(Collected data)
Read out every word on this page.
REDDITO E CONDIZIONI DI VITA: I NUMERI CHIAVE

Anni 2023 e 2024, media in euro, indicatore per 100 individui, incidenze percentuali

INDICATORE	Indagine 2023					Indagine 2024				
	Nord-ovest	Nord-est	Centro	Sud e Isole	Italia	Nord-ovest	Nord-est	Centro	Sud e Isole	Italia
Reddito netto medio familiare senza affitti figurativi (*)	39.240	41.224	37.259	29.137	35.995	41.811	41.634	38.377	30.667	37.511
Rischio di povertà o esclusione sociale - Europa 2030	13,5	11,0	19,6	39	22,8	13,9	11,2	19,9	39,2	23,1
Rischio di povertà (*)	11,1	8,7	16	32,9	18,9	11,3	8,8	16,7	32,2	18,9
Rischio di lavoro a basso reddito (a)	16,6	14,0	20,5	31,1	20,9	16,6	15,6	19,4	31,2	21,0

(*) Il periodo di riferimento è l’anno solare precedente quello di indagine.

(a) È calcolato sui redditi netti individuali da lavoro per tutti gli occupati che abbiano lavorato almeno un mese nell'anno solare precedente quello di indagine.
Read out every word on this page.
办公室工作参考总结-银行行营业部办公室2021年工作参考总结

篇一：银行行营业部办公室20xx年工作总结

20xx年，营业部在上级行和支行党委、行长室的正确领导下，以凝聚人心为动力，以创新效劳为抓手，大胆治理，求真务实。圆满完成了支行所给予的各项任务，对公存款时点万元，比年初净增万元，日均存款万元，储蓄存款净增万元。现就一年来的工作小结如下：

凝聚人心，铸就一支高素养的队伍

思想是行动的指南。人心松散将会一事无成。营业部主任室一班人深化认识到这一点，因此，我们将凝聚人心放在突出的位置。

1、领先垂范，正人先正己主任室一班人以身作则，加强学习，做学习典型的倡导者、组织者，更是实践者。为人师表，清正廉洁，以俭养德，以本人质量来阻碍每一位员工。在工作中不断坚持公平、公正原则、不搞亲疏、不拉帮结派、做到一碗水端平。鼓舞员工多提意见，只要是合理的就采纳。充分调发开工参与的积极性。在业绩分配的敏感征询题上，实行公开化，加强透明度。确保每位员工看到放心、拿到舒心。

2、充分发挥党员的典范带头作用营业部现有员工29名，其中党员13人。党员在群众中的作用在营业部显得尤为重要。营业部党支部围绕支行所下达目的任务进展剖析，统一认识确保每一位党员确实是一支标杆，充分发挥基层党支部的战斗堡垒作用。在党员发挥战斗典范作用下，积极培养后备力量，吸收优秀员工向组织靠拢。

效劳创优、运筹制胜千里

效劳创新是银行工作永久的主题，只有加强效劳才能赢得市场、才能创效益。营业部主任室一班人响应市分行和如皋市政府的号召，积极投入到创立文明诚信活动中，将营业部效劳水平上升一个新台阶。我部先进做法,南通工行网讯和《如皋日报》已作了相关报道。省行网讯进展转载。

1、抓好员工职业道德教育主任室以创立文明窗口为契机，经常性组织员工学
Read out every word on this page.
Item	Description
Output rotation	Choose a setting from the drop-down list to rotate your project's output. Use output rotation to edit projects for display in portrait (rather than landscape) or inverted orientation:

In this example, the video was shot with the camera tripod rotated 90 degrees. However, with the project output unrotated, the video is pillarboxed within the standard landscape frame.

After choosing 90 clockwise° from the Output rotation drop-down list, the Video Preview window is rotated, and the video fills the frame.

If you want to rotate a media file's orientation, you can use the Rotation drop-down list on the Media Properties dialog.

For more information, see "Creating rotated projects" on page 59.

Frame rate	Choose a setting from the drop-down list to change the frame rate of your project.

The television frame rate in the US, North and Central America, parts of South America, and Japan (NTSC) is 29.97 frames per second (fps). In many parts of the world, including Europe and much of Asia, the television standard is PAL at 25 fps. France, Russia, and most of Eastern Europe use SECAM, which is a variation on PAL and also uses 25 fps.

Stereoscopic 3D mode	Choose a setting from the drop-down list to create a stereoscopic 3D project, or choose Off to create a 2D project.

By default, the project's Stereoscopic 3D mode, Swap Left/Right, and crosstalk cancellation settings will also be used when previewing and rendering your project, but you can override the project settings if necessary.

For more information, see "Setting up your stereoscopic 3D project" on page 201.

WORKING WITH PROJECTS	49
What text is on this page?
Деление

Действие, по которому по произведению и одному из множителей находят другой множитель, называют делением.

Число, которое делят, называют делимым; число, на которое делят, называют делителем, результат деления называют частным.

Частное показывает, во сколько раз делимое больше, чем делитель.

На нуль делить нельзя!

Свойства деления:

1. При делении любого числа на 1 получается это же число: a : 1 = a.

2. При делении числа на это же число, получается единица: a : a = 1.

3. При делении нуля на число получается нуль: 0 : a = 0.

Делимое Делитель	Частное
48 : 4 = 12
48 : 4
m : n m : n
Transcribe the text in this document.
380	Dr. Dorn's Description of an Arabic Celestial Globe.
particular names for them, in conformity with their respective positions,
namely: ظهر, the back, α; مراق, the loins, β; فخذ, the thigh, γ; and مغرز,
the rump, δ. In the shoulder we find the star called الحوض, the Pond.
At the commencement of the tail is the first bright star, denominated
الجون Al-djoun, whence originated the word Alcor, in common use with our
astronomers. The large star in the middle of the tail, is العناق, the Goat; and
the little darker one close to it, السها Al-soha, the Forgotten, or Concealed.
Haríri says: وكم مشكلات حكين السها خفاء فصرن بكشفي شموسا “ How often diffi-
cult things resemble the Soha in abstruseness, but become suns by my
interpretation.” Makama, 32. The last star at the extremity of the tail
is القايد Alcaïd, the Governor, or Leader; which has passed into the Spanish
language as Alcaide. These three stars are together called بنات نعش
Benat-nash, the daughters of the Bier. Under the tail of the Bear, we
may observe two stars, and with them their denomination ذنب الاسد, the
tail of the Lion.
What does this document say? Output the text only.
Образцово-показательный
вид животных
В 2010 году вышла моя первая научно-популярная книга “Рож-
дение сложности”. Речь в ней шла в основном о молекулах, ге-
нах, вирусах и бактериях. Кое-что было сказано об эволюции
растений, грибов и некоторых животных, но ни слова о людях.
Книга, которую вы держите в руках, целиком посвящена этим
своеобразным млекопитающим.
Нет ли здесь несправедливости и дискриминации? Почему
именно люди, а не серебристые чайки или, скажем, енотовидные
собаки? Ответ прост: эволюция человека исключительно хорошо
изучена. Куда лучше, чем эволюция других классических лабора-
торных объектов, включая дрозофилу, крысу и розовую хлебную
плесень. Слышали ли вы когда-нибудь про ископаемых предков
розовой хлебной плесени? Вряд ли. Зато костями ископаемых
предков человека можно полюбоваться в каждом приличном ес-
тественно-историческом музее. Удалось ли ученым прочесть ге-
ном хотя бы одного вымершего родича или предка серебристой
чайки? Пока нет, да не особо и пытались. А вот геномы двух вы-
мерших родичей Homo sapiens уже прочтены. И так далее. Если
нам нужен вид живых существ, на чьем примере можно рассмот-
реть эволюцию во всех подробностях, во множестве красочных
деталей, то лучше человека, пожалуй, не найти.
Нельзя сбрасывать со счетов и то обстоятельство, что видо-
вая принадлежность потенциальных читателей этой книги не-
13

▶ [The problem] All of the records must be retyped exactly as they are.

▶ [Result of the exercise]
Read out every word on this page.
REDDITO E CONDIZIONI DI VITA: I NUMERI CHIAVE

Anni 2023 e 2024, media in euro, indicatore per 100 individui, incidenze percentuali

INDICATORE	Indagine 2023					Indagine 2024				
	Nord-ovest	Nord-est	Centro	Sud e Isole	Italia	Nord-ovest	Nord-est	Centro	Sud e Isole	Italia
Reddito netto medio familiare senza affitti figurativi (*)	39.240	41.224	37.259	29.137	35.995	41.811	41.634	38.377	30.667	37.511
Rischio di povertà o esclusione sociale - Europa 2030	13,5	11,0	19,6	39	22,8	13,9	11,2	19,9	39,2	23,1
Rischio di povertà (*)	11,1	8,7	16	32,9	18,9	11,3	8,8	16,7	32,2	18,9
Rischio di lavoro a basso reddito (a)	16,6	14,0	20,5	31,1	20,9	16,6	15,6	19,4	31,2	21,0

(*) Il periodo di riferimento è l’anno solare precedente quello di indagine.

(a) È calcolato sui redditi netti individuali da lavoro per tutti gli occupati che abbiano lavorato almeno un mese nell'anno solare precedente quello di indagine.
Read out every word on this page.
办公室工作参考总结-银行行营业部办公室2021年工作参考总结

篇一：银行行营业部办公室20xx年工作总结

20xx年，营业部在上级行和支行党委、行长室的正确领导下，以凝聚人心为动力，以创新效劳为抓手，大胆治理，求真务实。圆满完成了支行所给予的各项任务，对公存款时点万元，比年初净增万元，日均存款万元，储蓄存款净增万元。现就一年来的工作小结如下：

凝聚人心，铸就一支高素养的队伍

思想是行动的指南。人心松散将会一事无成。营业部主任室一班人深化认识到这一点，因此，我们将凝聚人心放在突出的位置。

1、领先垂范，正人先正己主任室一班人以身作则，加强学习，做学习典型的倡导者、组织者，更是实践者。为人师表，清正廉洁，以俭养德，以本人质量来阻碍每一位员工。在工作中不断坚持公平、公正原则、不搞亲疏、不拉帮结派、做到一碗水端平。鼓舞员工多提意见，只要是合理的就采纳。充分调发开工参与的积极性。在业绩分配的敏感征询题上，实行公开化，加强透明度。确保每位员工看到放心、拿到舒心。

2、充分发挥党员的典范带头作用营业部现有员工29名，其中党员13人。党员在群众中的作用在营业部显得尤为重要。营业部党支部围绕支行所下达目的任务进展剖析，统一认识确保每一位党员确实是一支标杆，充分发挥基层党支部的战斗堡垒作用。在党员发挥战斗典范作用下，积极培养后备力量，吸收优秀员工向组织靠拢。

效劳创优、运筹制胜千里

效劳创新是银行工作永久的主题，只有加强效劳才能赢得市场、才能创效益。营业部主任室一班人响应市分行和如皋市政府的号召，积极投入到创立文明诚信活动中，将营业部效劳水平上升一个新台阶。我部先进做法,南通工行网讯和《如皋日报》已作了相关报道。省行网讯进展转载。

1、抓好员工职业道德教育主任室以创立文明窗口为契机，经常性组织员工学
Read out every word on this page.
Item	Description
Output rotation	Choose a setting from the drop-down list to rotate your project's output. Use output rotation to edit projects for display in portrait (rather than landscape) or inverted orientation:

In this example, the video was shot with the camera tripod rotated 90 degrees. However, with the project output unrotated, the video is pillarboxed within the standard landscape frame.

After choosing 90 clockwise° from the Output rotation drop-down list, the Video Preview window is rotated, and the video fills the frame.

If you want to rotate a media file's orientation, you can use the Rotation drop-down list on the Media Properties dialog.

For more information, see "Creating rotated projects" on page 59.

Frame rate	Choose a setting from the drop-down list to change the frame rate of your project.

The television frame rate in the US, North and Central America, parts of South America, and Japan (NTSC) is 29.97 frames per second (fps). In many parts of the world, including Europe and much of Asia, the television standard is PAL at 25 fps. France, Russia, and most of Eastern Europe use SECAM, which is a variation on PAL and also uses 25 fps.

Stereoscopic 3D mode	Choose a setting from the drop-down list to create a stereoscopic 3D project, or choose Off to create a 2D project.

By default, the project's Stereoscopic 3D mode, Swap Left/Right, and crosstalk cancellation settings will also be used when previewing and rendering your project, but you can override the project settings if necessary.

For more information, see "Setting up your stereoscopic 3D project" on page 201.

WORKING WITH PROJECTS	49
What text is on this page?
Деление

Действие, по которому по произведению и одному из множителей находят другой множитель, называют делением.

Число, которое делят, называют делимым; число, на которое делят, называют делителем, результат деления называют частным.

Частное показывает, во сколько раз делимое больше, чем делитель.

На нуль делить нельзя!

Свойства деления:

1. При делении любого числа на 1 получается это же число: a : 1 = a.

2. При делении числа на это же число, получается единица: a : a = 1.

3. При делении нуля на число получается нуль: 0 : a = 0.

Делимое Делитель	Частное
48 : 4 = 12
48 : 4
m : n m : n
Transcribe the text in this document.
380	Dr. Dorn's Description of an Arabic Celestial Globe.
particular names for them, in conformity with their respective positions,
namely: ظهر, the back, α; مراق, the loins, β; فخذ, the thigh, γ; and مغرز,
the rump, δ. In the shoulder we find the star called الحوض, the Pond.
At the commencement of the tail is the first bright star, denominated
الجون Al-djoun, whence originated the word Alcor, in common use with our
astronomers. The large star in the middle of the tail, is العناق, the Goat; and
the little darker one close to it, السها Al-soha, the Forgotten, or Concealed.
Haríri says: وكم مشكلات حكين السها خفاء فصرن بكشفي شموسا “ How often diffi-
cult things resemble the Soha in abstruseness, but become suns by my
interpretation.” Makama, 32. The last star at the extremity of the tail
is القايد Alcaïd, the Governor, or Leader; which has passed into the Spanish
language as Alcaide. These three stars are together called بنات نعش
Benat-nash, the daughters of the Bier. Under the tail of the Bear, we
may observe two stars, and with them their denomination ذنب الاسد, the
tail of the Lion.
What does this document say? Output the text only.
Образцово-показательный
вид животных
В 2010 году вышла моя первая научно-популярная книга “Рож-
дение сложности”. Речь в ней шла в основном о молекулах, ге-
нах, вирусах и бактериях. Кое-что было сказано об эволюции
растений, грибов и некоторых животных, но ни слова о людях.
Книга, которую вы держите в руках, целиком посвящена этим
своеобразным млекопитающим.
Нет ли здесь несправедливости и дискриминации? Почему
именно люди, а не серебристые чайки или, скажем, енотовидные
собаки? Ответ прост: эволюция человека исключительно хорошо
изучена. Куда лучше, чем эволюция других классических лабора-
торных объектов, включая дрозофилу, крысу и розовую хлебную
плесень. Слышали ли вы когда-нибудь про ископаемых предков
розовой хлебной плесени? Вряд ли. Зато костями ископаемых
предков человека можно полюбоваться в каждом приличном ес-
тественно-историческом музее. Удалось ли ученым прочесть ге-
ном хотя бы одного вымершего родича или предка серебристой
чайки? Пока нет, да не особо и пытались. А вот геномы двух вы-
мерших родичей Homo sapiens уже прочтены. И так далее. Если
нам нужен вид живых существ, на чьем примере можно рассмот-
реть эволюцию во всех подробностях, во множестве красочных
деталей, то лучше человека, пожалуй, не найти.
Нельзя сбрасывать со счетов и то обстоятельство, что видо-
вая принадлежность потенциальных читателей этой книги не-
13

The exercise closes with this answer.